• [WORK INSTRUCTIONS] Omit the images, then print each record below exactly as it reads.

• [DATA EXCERPTS]

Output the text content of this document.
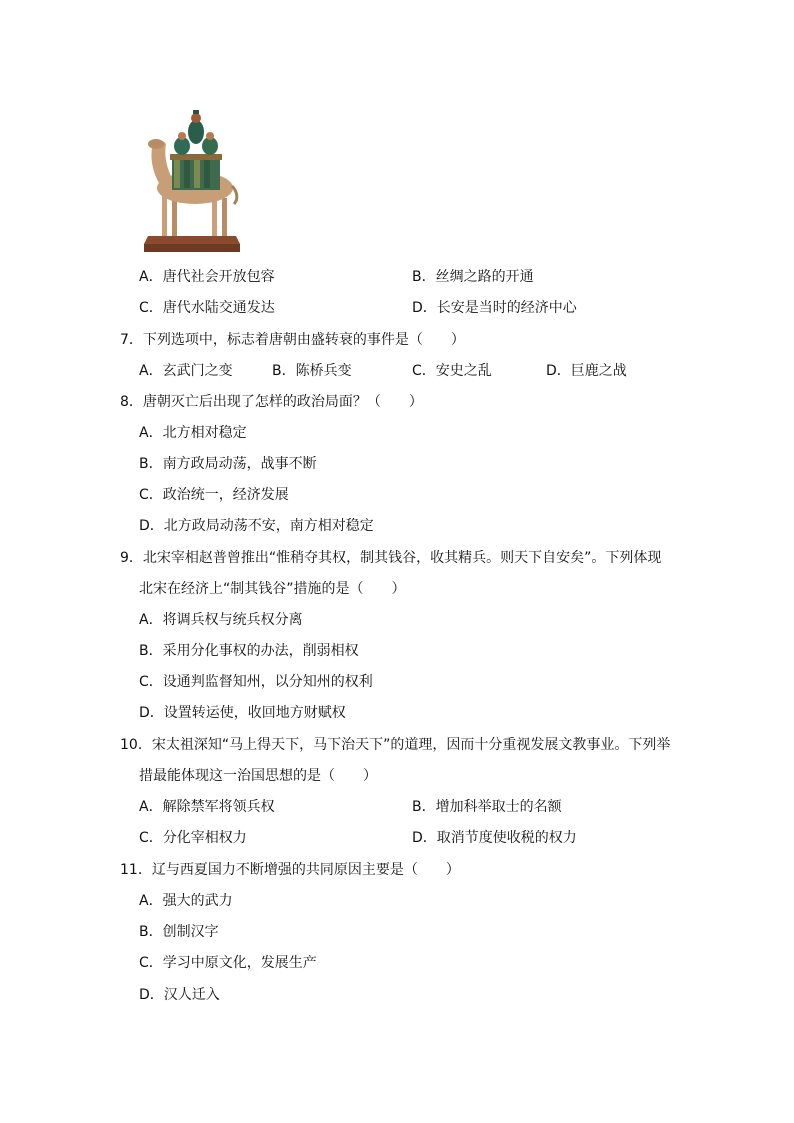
A．唐代社会开放包容	B．丝绸之路的开通
C．唐代水陆交通发达	D．长安是当时的经济中心
7．下列选项中，标志着唐朝由盛转衰的事件是（　　）
A．玄武门之变	B．陈桥兵变	C．安史之乱	D．巨鹿之战
8．唐朝灭亡后出现了怎样的政治局面？（　　）
A．北方相对稳定
B．南方政局动荡，战事不断
C．政治统一，经济发展
D．北方政局动荡不安，南方相对稳定
9．北宋宰相赵普曾推出“惟稍夺其权，制其钱谷，收其精兵。则天下自安矣”。下列体现
北宋在经济上“制其钱谷”措施的是（　　）
A．将调兵权与统兵权分离
B．采用分化事权的办法，削弱相权
C．设通判监督知州，以分知州的权利
D．设置转运使，收回地方财赋权
10．宋太祖深知“马上得天下，马下治天下”的道理，因而十分重视发展文教事业。下列举
措最能体现这一治国思想的是（　　）
A．解除禁军将领兵权	B．增加科举取士的名额
C．分化宰相权力	D．取消节度使收税的权力
11．辽与西夏国力不断增强的共同原因主要是（　　）
A．强大的武力
B．创制汉字
C．学习中原文化，发展生产
D．汉人迁入
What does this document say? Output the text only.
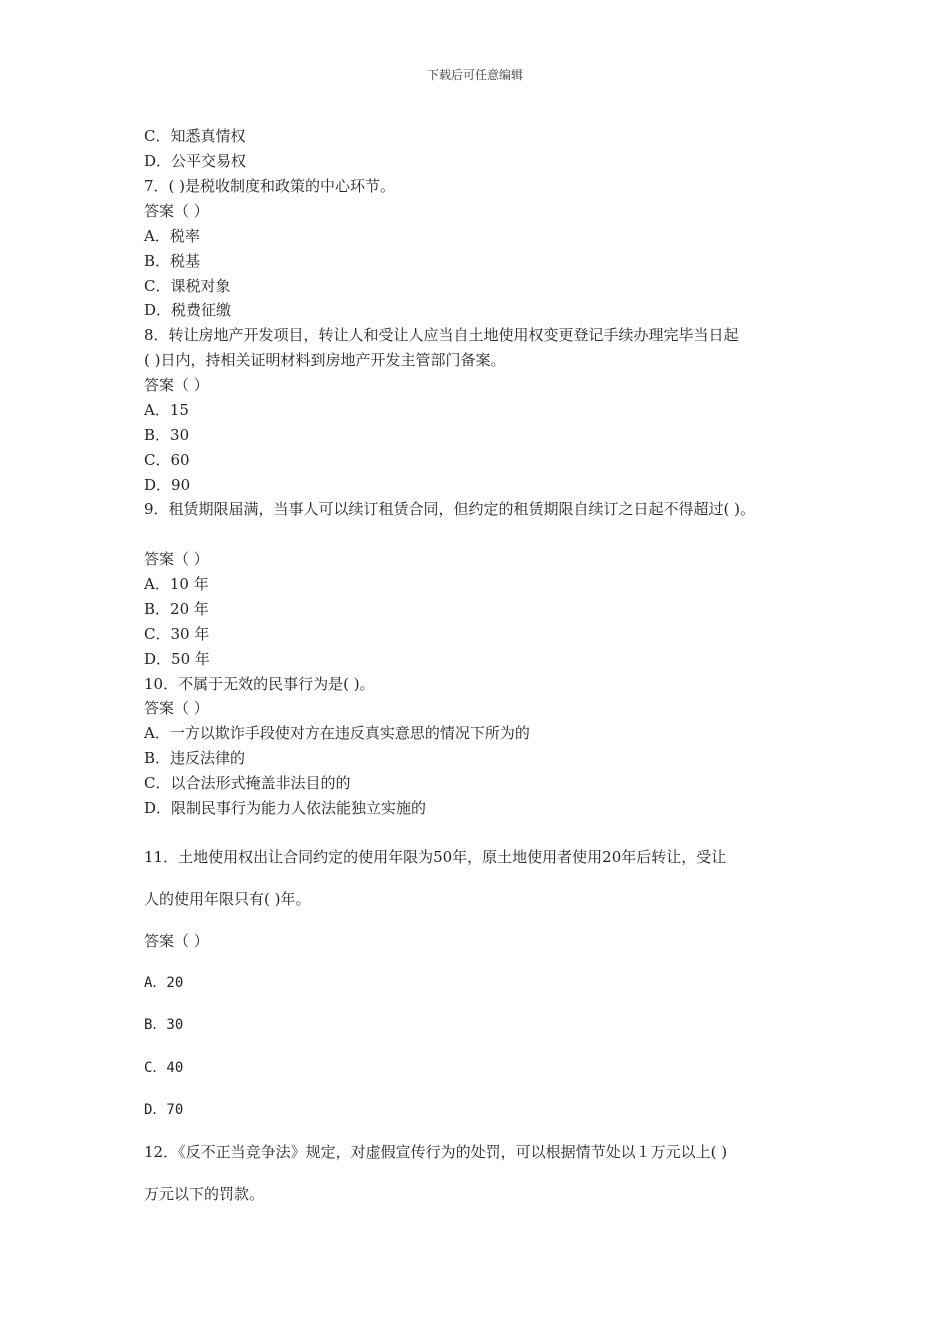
下载后可任意编辑
C．知悉真情权
D．公平交易权
7．( )是税收制度和政策的中心环节。
答案（ ）
A．税率
B．税基
C．课税对象
D．税费征缴
8．转让房地产开发项目，转让人和受让人应当自土地使用权变更登记手续办理完毕当日起
( )日内，持相关证明材料到房地产开发主管部门备案。
答案（ ）
A．15
B．30
C．60
D．90
9．租赁期限届满，当事人可以续订租赁合同，但约定的租赁期限自续订之日起不得超过( )。
答案（ ）
A．10 年
B．20 年
C．30 年
D．50 年
10．不属于无效的民事行为是( )。
答案（ ）
A．一方以欺诈手段使对方在违反真实意思的情况下所为的
B．违反法律的
C．以合法形式掩盖非法目的的
D．限制民事行为能力人依法能独立实施的
11．土地使用权出让合同约定的使用年限为50年，原土地使用者使用20年后转让，受让
人的使用年限只有( )年。
答案（ ）
A．20
B．30
C．40
D．70
12．《反不正当竞争法》规定，对虚假宣传行为的处罚，可以根据情节处以１万元以上( )
万元以下的罚款。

• [THE COMPLETED TASK]
Output the text content of this document.
A．唐代社会开放包容	B．丝绸之路的开通
C．唐代水陆交通发达	D．长安是当时的经济中心
7．下列选项中，标志着唐朝由盛转衰的事件是（　　）
A．玄武门之变	B．陈桥兵变	C．安史之乱	D．巨鹿之战
8．唐朝灭亡后出现了怎样的政治局面？（　　）
A．北方相对稳定
B．南方政局动荡，战事不断
C．政治统一，经济发展
D．北方政局动荡不安，南方相对稳定
9．北宋宰相赵普曾推出“惟稍夺其权，制其钱谷，收其精兵。则天下自安矣”。下列体现
北宋在经济上“制其钱谷”措施的是（　　）
A．将调兵权与统兵权分离
B．采用分化事权的办法，削弱相权
C．设通判监督知州，以分知州的权利
D．设置转运使，收回地方财赋权
10．宋太祖深知“马上得天下，马下治天下”的道理，因而十分重视发展文教事业。下列举
措最能体现这一治国思想的是（　　）
A．解除禁军将领兵权	B．增加科举取士的名额
C．分化宰相权力	D．取消节度使收税的权力
11．辽与西夏国力不断增强的共同原因主要是（　　）
A．强大的武力
B．创制汉字
C．学习中原文化，发展生产
D．汉人迁入
What does this document say? Output the text only.
下载后可任意编辑
C．知悉真情权
D．公平交易权
7．( )是税收制度和政策的中心环节。
答案（ ）
A．税率
B．税基
C．课税对象
D．税费征缴
8．转让房地产开发项目，转让人和受让人应当自土地使用权变更登记手续办理完毕当日起
( )日内，持相关证明材料到房地产开发主管部门备案。
答案（ ）
A．15
B．30
C．60
D．90
9．租赁期限届满，当事人可以续订租赁合同，但约定的租赁期限自续订之日起不得超过( )。
答案（ ）
A．10 年
B．20 年
C．30 年
D．50 年
10．不属于无效的民事行为是( )。
答案（ ）
A．一方以欺诈手段使对方在违反真实意思的情况下所为的
B．违反法律的
C．以合法形式掩盖非法目的的
D．限制民事行为能力人依法能独立实施的
11．土地使用权出让合同约定的使用年限为50年，原土地使用者使用20年后转让，受让
人的使用年限只有( )年。
答案（ ）
A．20
B．30
C．40
D．70
12．《反不正当竞争法》规定，对虚假宣传行为的处罚，可以根据情节处以１万元以上( )
万元以下的罚款。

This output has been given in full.